- [Exercise description] Select from the data all lines with the word "name".

[Lines of data]
[start]
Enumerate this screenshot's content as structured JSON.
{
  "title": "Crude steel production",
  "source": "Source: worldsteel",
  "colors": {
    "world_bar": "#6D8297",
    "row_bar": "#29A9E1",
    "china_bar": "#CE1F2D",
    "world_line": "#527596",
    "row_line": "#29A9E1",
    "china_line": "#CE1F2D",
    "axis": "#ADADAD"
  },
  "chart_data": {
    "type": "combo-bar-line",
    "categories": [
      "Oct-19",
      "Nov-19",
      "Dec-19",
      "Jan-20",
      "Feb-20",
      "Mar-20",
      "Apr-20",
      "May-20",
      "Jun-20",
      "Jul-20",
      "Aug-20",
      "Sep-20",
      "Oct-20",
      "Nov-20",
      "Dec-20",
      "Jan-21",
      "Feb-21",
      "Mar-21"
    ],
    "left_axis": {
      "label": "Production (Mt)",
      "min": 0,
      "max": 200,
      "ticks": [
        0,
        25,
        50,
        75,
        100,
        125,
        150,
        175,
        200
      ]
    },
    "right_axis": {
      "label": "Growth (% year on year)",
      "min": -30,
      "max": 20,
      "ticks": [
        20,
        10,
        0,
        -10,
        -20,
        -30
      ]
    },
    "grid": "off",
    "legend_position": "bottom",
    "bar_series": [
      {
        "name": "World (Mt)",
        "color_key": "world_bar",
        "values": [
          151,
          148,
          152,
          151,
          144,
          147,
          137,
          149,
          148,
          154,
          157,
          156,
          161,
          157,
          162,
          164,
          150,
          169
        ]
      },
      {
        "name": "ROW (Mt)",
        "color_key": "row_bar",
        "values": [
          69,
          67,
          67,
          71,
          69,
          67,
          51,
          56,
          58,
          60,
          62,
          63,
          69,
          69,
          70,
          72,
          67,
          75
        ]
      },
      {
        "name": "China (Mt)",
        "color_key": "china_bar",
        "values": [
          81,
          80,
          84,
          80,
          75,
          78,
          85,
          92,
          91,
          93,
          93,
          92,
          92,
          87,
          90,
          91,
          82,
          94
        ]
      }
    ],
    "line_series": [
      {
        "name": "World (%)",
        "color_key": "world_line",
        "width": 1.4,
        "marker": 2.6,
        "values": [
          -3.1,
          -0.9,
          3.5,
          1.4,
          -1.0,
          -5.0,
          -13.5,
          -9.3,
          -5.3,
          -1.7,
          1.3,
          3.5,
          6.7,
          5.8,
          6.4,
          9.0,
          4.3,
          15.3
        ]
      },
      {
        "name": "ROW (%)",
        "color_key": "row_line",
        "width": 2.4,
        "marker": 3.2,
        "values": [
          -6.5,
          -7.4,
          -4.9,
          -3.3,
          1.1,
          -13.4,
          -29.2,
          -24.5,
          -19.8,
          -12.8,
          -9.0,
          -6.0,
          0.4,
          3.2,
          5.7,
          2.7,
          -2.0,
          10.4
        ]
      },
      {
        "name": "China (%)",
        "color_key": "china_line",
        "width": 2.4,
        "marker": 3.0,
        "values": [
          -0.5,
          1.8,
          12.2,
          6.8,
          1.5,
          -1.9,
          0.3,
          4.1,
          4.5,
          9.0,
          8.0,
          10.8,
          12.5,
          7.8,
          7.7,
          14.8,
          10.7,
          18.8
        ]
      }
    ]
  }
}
[end]
- [Exercise response]
        "name": "World (Mt)",
        "name": "ROW (Mt)",
        "name": "China (Mt)",
        "name": "World (%)",
        "name": "ROW (%)",
        "name": "China (%)",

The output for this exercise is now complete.